[Bounding box entries]
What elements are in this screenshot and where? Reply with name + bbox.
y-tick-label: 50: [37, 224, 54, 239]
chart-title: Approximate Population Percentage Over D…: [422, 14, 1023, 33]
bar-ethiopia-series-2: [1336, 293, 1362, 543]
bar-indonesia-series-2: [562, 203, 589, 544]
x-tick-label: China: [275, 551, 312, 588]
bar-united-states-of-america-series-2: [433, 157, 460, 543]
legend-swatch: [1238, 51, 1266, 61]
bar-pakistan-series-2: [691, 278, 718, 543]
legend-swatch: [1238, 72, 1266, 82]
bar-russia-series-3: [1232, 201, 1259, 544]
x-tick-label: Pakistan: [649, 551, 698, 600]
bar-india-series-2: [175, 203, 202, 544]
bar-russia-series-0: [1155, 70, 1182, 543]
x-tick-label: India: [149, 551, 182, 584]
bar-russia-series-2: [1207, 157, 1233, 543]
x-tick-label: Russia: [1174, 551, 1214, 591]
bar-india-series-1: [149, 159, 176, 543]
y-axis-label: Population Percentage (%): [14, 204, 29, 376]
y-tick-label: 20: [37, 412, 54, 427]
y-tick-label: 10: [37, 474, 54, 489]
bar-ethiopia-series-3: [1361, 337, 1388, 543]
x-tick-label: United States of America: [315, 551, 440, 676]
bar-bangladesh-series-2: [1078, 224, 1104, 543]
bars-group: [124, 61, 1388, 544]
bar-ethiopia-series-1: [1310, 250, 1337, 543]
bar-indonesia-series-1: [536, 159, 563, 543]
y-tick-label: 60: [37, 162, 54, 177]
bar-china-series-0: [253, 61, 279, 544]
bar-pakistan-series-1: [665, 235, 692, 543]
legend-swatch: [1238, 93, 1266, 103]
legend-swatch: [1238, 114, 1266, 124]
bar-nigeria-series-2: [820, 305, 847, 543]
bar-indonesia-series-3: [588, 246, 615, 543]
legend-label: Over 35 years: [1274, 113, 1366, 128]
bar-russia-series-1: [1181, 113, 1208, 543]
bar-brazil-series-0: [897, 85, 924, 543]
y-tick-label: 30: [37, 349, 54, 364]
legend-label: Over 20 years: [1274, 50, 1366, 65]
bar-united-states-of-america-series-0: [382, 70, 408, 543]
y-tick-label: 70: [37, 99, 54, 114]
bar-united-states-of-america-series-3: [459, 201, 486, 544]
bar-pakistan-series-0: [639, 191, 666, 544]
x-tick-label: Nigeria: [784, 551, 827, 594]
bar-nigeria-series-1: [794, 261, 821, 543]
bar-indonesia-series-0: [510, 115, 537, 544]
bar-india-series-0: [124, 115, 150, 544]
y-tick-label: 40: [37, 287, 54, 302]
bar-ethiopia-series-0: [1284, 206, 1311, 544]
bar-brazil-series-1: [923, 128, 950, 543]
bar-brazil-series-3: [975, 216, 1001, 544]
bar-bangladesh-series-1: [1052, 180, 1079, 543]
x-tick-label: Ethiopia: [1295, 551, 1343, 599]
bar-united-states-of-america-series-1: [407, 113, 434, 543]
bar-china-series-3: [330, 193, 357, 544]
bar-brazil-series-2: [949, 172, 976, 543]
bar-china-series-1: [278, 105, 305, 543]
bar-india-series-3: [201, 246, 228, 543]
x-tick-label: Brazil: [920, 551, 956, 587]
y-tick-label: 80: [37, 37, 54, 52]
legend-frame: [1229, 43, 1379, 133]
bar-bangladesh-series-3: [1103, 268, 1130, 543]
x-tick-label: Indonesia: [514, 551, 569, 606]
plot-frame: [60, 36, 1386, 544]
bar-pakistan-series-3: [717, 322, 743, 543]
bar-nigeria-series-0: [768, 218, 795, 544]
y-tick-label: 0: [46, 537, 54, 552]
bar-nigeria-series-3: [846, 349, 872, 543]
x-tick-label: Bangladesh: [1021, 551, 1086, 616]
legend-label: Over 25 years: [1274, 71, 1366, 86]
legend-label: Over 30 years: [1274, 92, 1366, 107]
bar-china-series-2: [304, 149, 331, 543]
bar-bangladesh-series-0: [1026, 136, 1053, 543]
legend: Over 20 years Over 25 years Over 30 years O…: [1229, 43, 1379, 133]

WHAT IS REQUIRED ::
Output every non-blank line of the rows above as a JSON list of strings, one string per line.

WRITTEN ANSWER ::
[
  "What elements are in this screenshot and where? Reply with name + bbox.",
  "y-tick-label: 50: [37, 224, 54, 239]",
  "chart-title: Approximate Population Percentage Over D…: [422, 14, 1023, 33]",
  "bar-ethiopia-series-2: [1336, 293, 1362, 543]",
  "bar-indonesia-series-2: [562, 203, 589, 544]",
  "x-tick-label: China: [275, 551, 312, 588]",
  "bar-united-states-of-america-series-2: [433, 157, 460, 543]",
  "legend-swatch: [1238, 51, 1266, 61]",
  "bar-pakistan-series-2: [691, 278, 718, 543]",
  "legend-swatch: [1238, 72, 1266, 82]",
  "bar-russia-series-3: [1232, 201, 1259, 544]",
  "x-tick-label: Pakistan: [649, 551, 698, 600]",
  "bar-india-series-2: [175, 203, 202, 544]",
  "bar-russia-series-0: [1155, 70, 1182, 543]",
  "x-tick-label: India: [149, 551, 182, 584]",
  "bar-russia-series-2: [1207, 157, 1233, 543]",
  "x-tick-label: Russia: [1174, 551, 1214, 591]",
  "bar-india-series-1: [149, 159, 176, 543]",
  "y-axis-label: Population Percentage (%): [14, 204, 29, 376]",
  "y-tick-label: 20: [37, 412, 54, 427]",
  "y-tick-label: 10: [37, 474, 54, 489]",
  "bar-ethiopia-series-3: [1361, 337, 1388, 543]",
  "x-tick-label: United States of America: [315, 551, 440, 676]",
  "bar-bangladesh-series-2: [1078, 224, 1104, 543]",
  "bars-group: [124, 61, 1388, 544]",
  "bar-ethiopia-series-1: [1310, 250, 1337, 543]",
  "bar-indonesia-series-1: [536, 159, 563, 543]",
  "y-tick-label: 60: [37, 162, 54, 177]",
  "bar-china-series-0: [253, 61, 279, 544]",
  "bar-pakistan-series-1: [665, 235, 692, 543]",
  "legend-swatch: [1238, 93, 1266, 103]",
  "legend-swatch: [1238, 114, 1266, 124]",
  "bar-nigeria-series-2: [820, 305, 847, 543]",
  "bar-indonesia-series-3: [588, 246, 615, 543]",
  "legend-label: Over 35 years: [1274, 113, 1366, 128]",
  "bar-russia-series-1: [1181, 113, 1208, 543]",
  "bar-brazil-series-0: [897, 85, 924, 543]",
  "y-tick-label: 30: [37, 349, 54, 364]",
  "legend-label: Over 20 years: [1274, 50, 1366, 65]",
  "bar-united-states-of-america-series-0: [382, 70, 408, 543]",
  "y-tick-label: 70: [37, 99, 54, 114]",
  "bar-united-states-of-america-series-3: [459, 201, 486, 544]",
  "bar-pakistan-series-0: [639, 191, 666, 544]",
  "x-tick-label: Nigeria: [784, 551, 827, 594]",
  "bar-nigeria-series-1: [794, 261, 821, 543]",
  "bar-indonesia-series-0: [510, 115, 537, 544]",
  "bar-india-series-0: [124, 115, 150, 544]",
  "y-tick-label: 40: [37, 287, 54, 302]",
  "bar-ethiopia-series-0: [1284, 206, 1311, 544]",
  "bar-brazil-series-1: [923, 128, 950, 543]",
  "bar-brazil-series-3: [975, 216, 1001, 544]",
  "bar-bangladesh-series-1: [1052, 180, 1079, 543]",
  "x-tick-label: Ethiopia: [1295, 551, 1343, 599]",
  "bar-united-states-of-america-series-1: [407, 113, 434, 543]",
  "bar-china-series-3: [330, 193, 357, 544]",
  "bar-brazil-series-2: [949, 172, 976, 543]",
  "bar-china-series-1: [278, 105, 305, 543]",
  "bar-india-series-3: [201, 246, 228, 543]",
  "x-tick-label: Brazil: [920, 551, 956, 587]",
  "y-tick-label: 80: [37, 37, 54, 52]",
  "legend-frame: [1229, 43, 1379, 133]",
  "bar-bangladesh-series-3: [1103, 268, 1130, 543]",
  "x-tick-label: Indonesia: [514, 551, 569, 606]",
  "plot-frame: [60, 36, 1386, 544]",
  "bar-pakistan-series-3: [717, 322, 743, 543]",
  "bar-nigeria-series-0: [768, 218, 795, 544]",
  "y-tick-label: 0: [46, 537, 54, 552]",
  "bar-nigeria-series-3: [846, 349, 872, 543]",
  "x-tick-label: Bangladesh: [1021, 551, 1086, 616]",
  "legend-label: Over 25 years: [1274, 71, 1366, 86]",
  "legend-label: Over 30 years: [1274, 92, 1366, 107]",
  "bar-china-series-2: [304, 149, 331, 543]",
  "bar-bangladesh-series-0: [1026, 136, 1053, 543]",
  "legend: Over 20 years Over 25 years Over 30 years O…: [1229, 43, 1379, 133]"
]